### [GOAL]
Can you give all the records again without altering a single character?

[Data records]
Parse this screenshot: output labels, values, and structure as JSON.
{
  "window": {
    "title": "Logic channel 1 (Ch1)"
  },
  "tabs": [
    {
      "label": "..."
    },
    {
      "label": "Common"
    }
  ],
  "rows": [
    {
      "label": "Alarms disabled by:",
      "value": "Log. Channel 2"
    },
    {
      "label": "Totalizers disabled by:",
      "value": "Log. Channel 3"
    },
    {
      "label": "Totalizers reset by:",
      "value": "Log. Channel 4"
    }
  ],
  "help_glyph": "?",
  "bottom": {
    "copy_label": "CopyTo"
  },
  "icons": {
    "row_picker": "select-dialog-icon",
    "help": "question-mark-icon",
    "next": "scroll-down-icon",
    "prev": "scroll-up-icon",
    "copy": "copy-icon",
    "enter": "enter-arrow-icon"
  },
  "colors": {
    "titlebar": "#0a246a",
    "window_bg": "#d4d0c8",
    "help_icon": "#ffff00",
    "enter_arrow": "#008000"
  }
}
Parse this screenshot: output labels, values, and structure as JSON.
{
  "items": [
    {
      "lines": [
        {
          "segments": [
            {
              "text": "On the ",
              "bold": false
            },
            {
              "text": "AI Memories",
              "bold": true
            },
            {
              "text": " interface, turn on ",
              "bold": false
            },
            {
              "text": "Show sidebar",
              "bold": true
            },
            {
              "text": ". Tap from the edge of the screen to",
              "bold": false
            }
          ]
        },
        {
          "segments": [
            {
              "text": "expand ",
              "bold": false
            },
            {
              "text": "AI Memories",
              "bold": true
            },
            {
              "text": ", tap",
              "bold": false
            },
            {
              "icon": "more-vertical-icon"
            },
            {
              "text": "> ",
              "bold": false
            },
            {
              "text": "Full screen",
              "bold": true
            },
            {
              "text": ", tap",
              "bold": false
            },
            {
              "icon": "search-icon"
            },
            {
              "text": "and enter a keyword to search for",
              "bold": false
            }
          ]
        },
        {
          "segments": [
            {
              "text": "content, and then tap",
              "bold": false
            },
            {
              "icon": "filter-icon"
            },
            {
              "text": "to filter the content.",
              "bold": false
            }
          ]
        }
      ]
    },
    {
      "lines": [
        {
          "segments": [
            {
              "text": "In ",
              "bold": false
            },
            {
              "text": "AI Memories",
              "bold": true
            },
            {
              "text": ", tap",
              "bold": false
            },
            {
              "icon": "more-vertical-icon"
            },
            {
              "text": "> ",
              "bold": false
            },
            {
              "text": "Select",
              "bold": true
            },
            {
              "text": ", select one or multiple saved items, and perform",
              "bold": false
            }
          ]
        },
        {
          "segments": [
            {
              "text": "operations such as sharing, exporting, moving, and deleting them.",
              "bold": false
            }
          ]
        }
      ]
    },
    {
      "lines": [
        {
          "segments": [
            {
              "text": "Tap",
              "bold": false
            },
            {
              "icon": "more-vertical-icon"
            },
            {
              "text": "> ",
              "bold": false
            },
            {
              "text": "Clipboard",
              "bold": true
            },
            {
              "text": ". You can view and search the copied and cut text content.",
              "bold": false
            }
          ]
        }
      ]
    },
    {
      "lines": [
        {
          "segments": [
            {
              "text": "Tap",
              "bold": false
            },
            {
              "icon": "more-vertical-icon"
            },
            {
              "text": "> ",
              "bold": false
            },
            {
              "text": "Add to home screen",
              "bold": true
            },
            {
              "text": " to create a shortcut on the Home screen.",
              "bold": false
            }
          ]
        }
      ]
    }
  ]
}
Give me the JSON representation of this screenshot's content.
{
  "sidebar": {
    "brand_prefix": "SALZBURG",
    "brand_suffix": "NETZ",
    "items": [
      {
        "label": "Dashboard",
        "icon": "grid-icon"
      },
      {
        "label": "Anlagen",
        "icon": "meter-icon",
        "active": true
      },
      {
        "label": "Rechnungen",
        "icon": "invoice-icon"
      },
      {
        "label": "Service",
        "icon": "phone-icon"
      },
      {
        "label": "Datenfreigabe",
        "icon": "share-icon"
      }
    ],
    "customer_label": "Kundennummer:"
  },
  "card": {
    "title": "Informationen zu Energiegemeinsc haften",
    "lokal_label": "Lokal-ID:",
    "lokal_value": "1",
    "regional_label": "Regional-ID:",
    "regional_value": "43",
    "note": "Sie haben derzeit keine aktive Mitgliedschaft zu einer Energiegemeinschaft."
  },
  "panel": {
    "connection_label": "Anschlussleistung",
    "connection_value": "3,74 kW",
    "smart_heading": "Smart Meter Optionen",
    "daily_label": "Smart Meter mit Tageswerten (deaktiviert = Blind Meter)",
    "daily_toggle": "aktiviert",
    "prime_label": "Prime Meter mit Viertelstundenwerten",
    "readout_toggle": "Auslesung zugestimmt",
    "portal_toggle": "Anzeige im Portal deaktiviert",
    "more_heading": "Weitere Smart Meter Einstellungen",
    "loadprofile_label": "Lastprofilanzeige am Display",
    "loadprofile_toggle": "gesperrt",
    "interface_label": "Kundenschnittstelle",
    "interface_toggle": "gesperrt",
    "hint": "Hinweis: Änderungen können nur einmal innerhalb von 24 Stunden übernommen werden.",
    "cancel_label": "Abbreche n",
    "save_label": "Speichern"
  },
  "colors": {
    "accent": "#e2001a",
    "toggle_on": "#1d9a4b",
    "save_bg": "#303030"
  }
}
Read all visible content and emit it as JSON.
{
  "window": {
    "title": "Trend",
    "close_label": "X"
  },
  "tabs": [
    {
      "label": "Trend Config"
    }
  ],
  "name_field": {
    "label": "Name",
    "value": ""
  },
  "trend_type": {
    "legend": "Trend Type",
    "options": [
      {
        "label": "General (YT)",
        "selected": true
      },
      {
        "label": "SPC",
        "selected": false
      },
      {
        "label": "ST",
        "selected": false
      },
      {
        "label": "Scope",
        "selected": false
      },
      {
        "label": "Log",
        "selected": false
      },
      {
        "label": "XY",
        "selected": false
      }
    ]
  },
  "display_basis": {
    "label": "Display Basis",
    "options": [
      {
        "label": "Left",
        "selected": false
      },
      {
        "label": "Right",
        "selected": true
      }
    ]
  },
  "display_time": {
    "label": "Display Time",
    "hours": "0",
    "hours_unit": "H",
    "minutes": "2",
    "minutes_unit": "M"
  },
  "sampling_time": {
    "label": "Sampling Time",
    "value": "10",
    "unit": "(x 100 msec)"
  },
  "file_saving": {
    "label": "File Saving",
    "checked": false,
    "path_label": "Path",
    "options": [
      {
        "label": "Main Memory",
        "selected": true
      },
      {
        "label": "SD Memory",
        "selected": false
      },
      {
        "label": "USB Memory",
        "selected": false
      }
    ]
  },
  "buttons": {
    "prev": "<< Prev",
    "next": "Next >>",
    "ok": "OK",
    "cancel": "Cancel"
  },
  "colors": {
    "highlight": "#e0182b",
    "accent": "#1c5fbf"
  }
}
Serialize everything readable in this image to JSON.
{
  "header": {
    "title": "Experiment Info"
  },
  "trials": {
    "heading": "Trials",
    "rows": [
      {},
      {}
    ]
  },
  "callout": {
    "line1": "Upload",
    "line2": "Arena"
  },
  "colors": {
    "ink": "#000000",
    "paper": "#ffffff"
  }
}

### [OUTPUT]
Parse this screenshot: output labels, values, and structure as JSON.
{
  "window": {
    "title": "Logic channel 1 (Ch1)"
  },
  "tabs": [
    {
      "label": "..."
    },
    {
      "label": "Common"
    }
  ],
  "rows": [
    {
      "label": "Alarms disabled by:",
      "value": "Log. Channel 2"
    },
    {
      "label": "Totalizers disabled by:",
      "value": "Log. Channel 3"
    },
    {
      "label": "Totalizers reset by:",
      "value": "Log. Channel 4"
    }
  ],
  "help_glyph": "?",
  "bottom": {
    "copy_label": "CopyTo"
  },
  "icons": {
    "row_picker": "select-dialog-icon",
    "help": "question-mark-icon",
    "next": "scroll-down-icon",
    "prev": "scroll-up-icon",
    "copy": "copy-icon",
    "enter": "enter-arrow-icon"
  },
  "colors": {
    "titlebar": "#0a246a",
    "window_bg": "#d4d0c8",
    "help_icon": "#ffff00",
    "enter_arrow": "#008000"
  }
}
Parse this screenshot: output labels, values, and structure as JSON.
{
  "items": [
    {
      "lines": [
        {
          "segments": [
            {
              "text": "On the ",
              "bold": false
            },
            {
              "text": "AI Memories",
              "bold": true
            },
            {
              "text": " interface, turn on ",
              "bold": false
            },
            {
              "text": "Show sidebar",
              "bold": true
            },
            {
              "text": ". Tap from the edge of the screen to",
              "bold": false
            }
          ]
        },
        {
          "segments": [
            {
              "text": "expand ",
              "bold": false
            },
            {
              "text": "AI Memories",
              "bold": true
            },
            {
              "text": ", tap",
              "bold": false
            },
            {
              "icon": "more-vertical-icon"
            },
            {
              "text": "> ",
              "bold": false
            },
            {
              "text": "Full screen",
              "bold": true
            },
            {
              "text": ", tap",
              "bold": false
            },
            {
              "icon": "search-icon"
            },
            {
              "text": "and enter a keyword to search for",
              "bold": false
            }
          ]
        },
        {
          "segments": [
            {
              "text": "content, and then tap",
              "bold": false
            },
            {
              "icon": "filter-icon"
            },
            {
              "text": "to filter the content.",
              "bold": false
            }
          ]
        }
      ]
    },
    {
      "lines": [
        {
          "segments": [
            {
              "text": "In ",
              "bold": false
            },
            {
              "text": "AI Memories",
              "bold": true
            },
            {
              "text": ", tap",
              "bold": false
            },
            {
              "icon": "more-vertical-icon"
            },
            {
              "text": "> ",
              "bold": false
            },
            {
              "text": "Select",
              "bold": true
            },
            {
              "text": ", select one or multiple saved items, and perform",
              "bold": false
            }
          ]
        },
        {
          "segments": [
            {
              "text": "operations such as sharing, exporting, moving, and deleting them.",
              "bold": false
            }
          ]
        }
      ]
    },
    {
      "lines": [
        {
          "segments": [
            {
              "text": "Tap",
              "bold": false
            },
            {
              "icon": "more-vertical-icon"
            },
            {
              "text": "> ",
              "bold": false
            },
            {
              "text": "Clipboard",
              "bold": true
            },
            {
              "text": ". You can view and search the copied and cut text content.",
              "bold": false
            }
          ]
        }
      ]
    },
    {
      "lines": [
        {
          "segments": [
            {
              "text": "Tap",
              "bold": false
            },
            {
              "icon": "more-vertical-icon"
            },
            {
              "text": "> ",
              "bold": false
            },
            {
              "text": "Add to home screen",
              "bold": true
            },
            {
              "text": " to create a shortcut on the Home screen.",
              "bold": false
            }
          ]
        }
      ]
    }
  ]
}
Give me the JSON representation of this screenshot's content.
{
  "sidebar": {
    "brand_prefix": "SALZBURG",
    "brand_suffix": "NETZ",
    "items": [
      {
        "label": "Dashboard",
        "icon": "grid-icon"
      },
      {
        "label": "Anlagen",
        "icon": "meter-icon",
        "active": true
      },
      {
        "label": "Rechnungen",
        "icon": "invoice-icon"
      },
      {
        "label": "Service",
        "icon": "phone-icon"
      },
      {
        "label": "Datenfreigabe",
        "icon": "share-icon"
      }
    ],
    "customer_label": "Kundennummer:"
  },
  "card": {
    "title": "Informationen zu Energiegemeinsc haften",
    "lokal_label": "Lokal-ID:",
    "lokal_value": "1",
    "regional_label": "Regional-ID:",
    "regional_value": "43",
    "note": "Sie haben derzeit keine aktive Mitgliedschaft zu einer Energiegemeinschaft."
  },
  "panel": {
    "connection_label": "Anschlussleistung",
    "connection_value": "3,74 kW",
    "smart_heading": "Smart Meter Optionen",
    "daily_label": "Smart Meter mit Tageswerten (deaktiviert = Blind Meter)",
    "daily_toggle": "aktiviert",
    "prime_label": "Prime Meter mit Viertelstundenwerten",
    "readout_toggle": "Auslesung zugestimmt",
    "portal_toggle": "Anzeige im Portal deaktiviert",
    "more_heading": "Weitere Smart Meter Einstellungen",
    "loadprofile_label": "Lastprofilanzeige am Display",
    "loadprofile_toggle": "gesperrt",
    "interface_label": "Kundenschnittstelle",
    "interface_toggle": "gesperrt",
    "hint": "Hinweis: Änderungen können nur einmal innerhalb von 24 Stunden übernommen werden.",
    "cancel_label": "Abbreche n",
    "save_label": "Speichern"
  },
  "colors": {
    "accent": "#e2001a",
    "toggle_on": "#1d9a4b",
    "save_bg": "#303030"
  }
}
Read all visible content and emit it as JSON.
{
  "window": {
    "title": "Trend",
    "close_label": "X"
  },
  "tabs": [
    {
      "label": "Trend Config"
    }
  ],
  "name_field": {
    "label": "Name",
    "value": ""
  },
  "trend_type": {
    "legend": "Trend Type",
    "options": [
      {
        "label": "General (YT)",
        "selected": true
      },
      {
        "label": "SPC",
        "selected": false
      },
      {
        "label": "ST",
        "selected": false
      },
      {
        "label": "Scope",
        "selected": false
      },
      {
        "label": "Log",
        "selected": false
      },
      {
        "label": "XY",
        "selected": false
      }
    ]
  },
  "display_basis": {
    "label": "Display Basis",
    "options": [
      {
        "label": "Left",
        "selected": false
      },
      {
        "label": "Right",
        "selected": true
      }
    ]
  },
  "display_time": {
    "label": "Display Time",
    "hours": "0",
    "hours_unit": "H",
    "minutes": "2",
    "minutes_unit": "M"
  },
  "sampling_time": {
    "label": "Sampling Time",
    "value": "10",
    "unit": "(x 100 msec)"
  },
  "file_saving": {
    "label": "File Saving",
    "checked": false,
    "path_label": "Path",
    "options": [
      {
        "label": "Main Memory",
        "selected": true
      },
      {
        "label": "SD Memory",
        "selected": false
      },
      {
        "label": "USB Memory",
        "selected": false
      }
    ]
  },
  "buttons": {
    "prev": "<< Prev",
    "next": "Next >>",
    "ok": "OK",
    "cancel": "Cancel"
  },
  "colors": {
    "highlight": "#e0182b",
    "accent": "#1c5fbf"
  }
}
Serialize everything readable in this image to JSON.
{
  "header": {
    "title": "Experiment Info"
  },
  "trials": {
    "heading": "Trials",
    "rows": [
      {},
      {}
    ]
  },
  "callout": {
    "line1": "Upload",
    "line2": "Arena"
  },
  "colors": {
    "ink": "#000000",
    "paper": "#ffffff"
  }
}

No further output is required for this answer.